The exercise: Check each line of the material. Copy those containing "content".

....................

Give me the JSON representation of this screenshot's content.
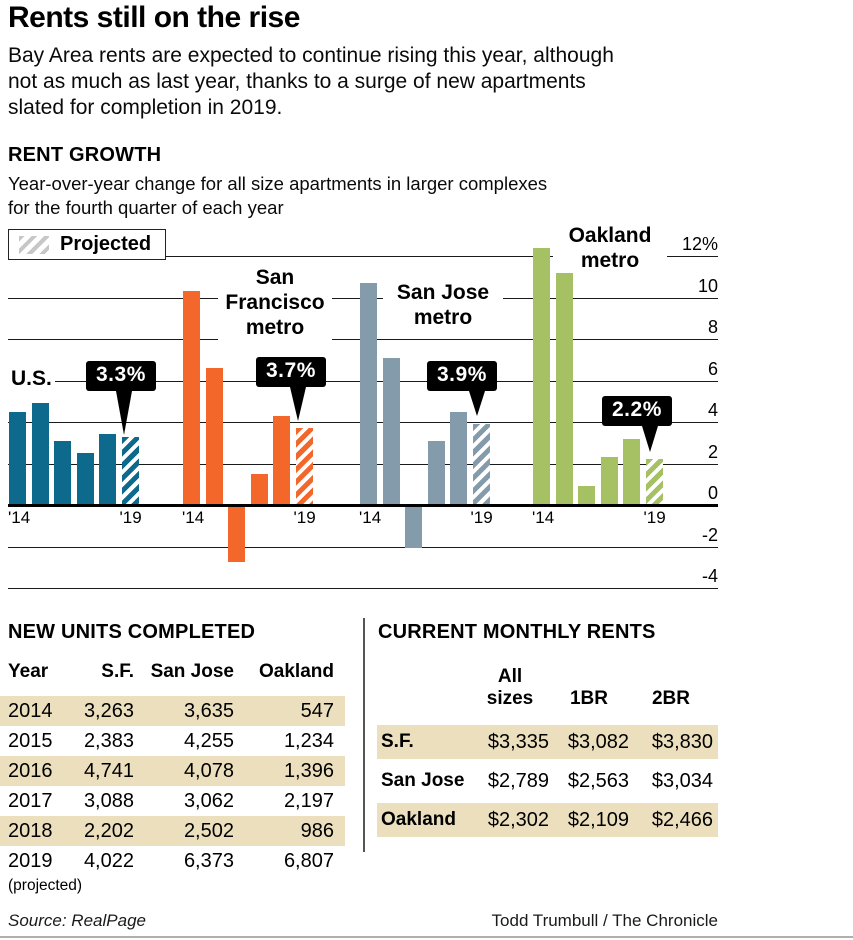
{
  "header": {
    "title": "Rents still on the rise",
    "intro_lines": [
      "Bay Area rents are expected to continue rising this year, although",
      "not as much as last year, thanks to a surge of new apartments",
      "slated for completion in 2019."
    ]
  },
  "chart": {
    "section_title": "RENT GROWTH",
    "subtitle_lines": [
      "Year-over-year change for all size apartments in larger complexes",
      "for the fourth quarter of each year"
    ],
    "legend_label": "Projected",
    "x_tick_first": "'14",
    "x_tick_last": "'19",
    "y_tick_labels": [
      "12%",
      "10",
      "8",
      "6",
      "4",
      "2",
      "0",
      "-2",
      "-4"
    ]
  },
  "chart_data": {
    "type": "bar",
    "title": "RENT GROWTH",
    "categories": [
      "2014",
      "2015",
      "2016",
      "2017",
      "2018",
      "2019 (projected)"
    ],
    "ylim": [
      -4,
      12
    ],
    "gridlines": [
      12,
      10,
      8,
      6,
      4,
      2,
      0,
      -2,
      -4
    ],
    "legend": "Projected (hatched final bar of each group)",
    "series": [
      {
        "name": "U.S.",
        "color": "#0e6a8c",
        "values": [
          4.5,
          4.9,
          3.1,
          2.5,
          3.4,
          3.3
        ],
        "projected_label": "3.3%"
      },
      {
        "name": "San Francisco metro",
        "color": "#f3682a",
        "values": [
          10.3,
          6.6,
          -2.7,
          1.5,
          4.3,
          3.7
        ],
        "projected_label": "3.7%"
      },
      {
        "name": "San Jose metro",
        "color": "#839bab",
        "values": [
          10.7,
          7.1,
          -2.0,
          3.1,
          4.5,
          3.9
        ],
        "projected_label": "3.9%"
      },
      {
        "name": "Oakland metro",
        "color": "#a6c064",
        "values": [
          12.4,
          11.2,
          0.9,
          2.3,
          3.2,
          2.2
        ],
        "projected_label": "2.2%"
      }
    ]
  },
  "units_table": {
    "title": "NEW UNITS COMPLETED",
    "columns": [
      "Year",
      "S.F.",
      "San Jose",
      "Oakland"
    ],
    "rows": [
      [
        "2014",
        "3,263",
        "3,635",
        "547"
      ],
      [
        "2015",
        "2,383",
        "4,255",
        "1,234"
      ],
      [
        "2016",
        "4,741",
        "4,078",
        "1,396"
      ],
      [
        "2017",
        "3,088",
        "3,062",
        "2,197"
      ],
      [
        "2018",
        "2,202",
        "2,502",
        "986"
      ],
      [
        "2019",
        "4,022",
        "6,373",
        "6,807"
      ]
    ],
    "footnote": "(projected)"
  },
  "rents_table": {
    "title": "CURRENT MONTHLY RENTS",
    "columns": [
      "All sizes",
      "1BR",
      "2BR"
    ],
    "rows": [
      [
        "S.F.",
        "$3,335",
        "$3,082",
        "$3,830"
      ],
      [
        "San Jose",
        "$2,789",
        "$2,563",
        "$3,034"
      ],
      [
        "Oakland",
        "$2,302",
        "$2,109",
        "$2,466"
      ]
    ]
  },
  "footer": {
    "source": "Source: RealPage",
    "credit": "Todd Trumbull / The Chronicle"
  }
}
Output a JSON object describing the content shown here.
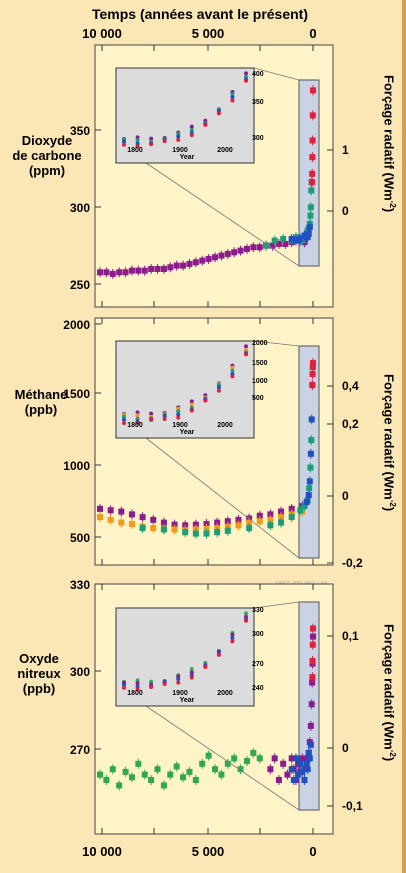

....................

Task output:
Give me the JSON representation of this screenshot's content.
Output a JSON object describing the content shown here.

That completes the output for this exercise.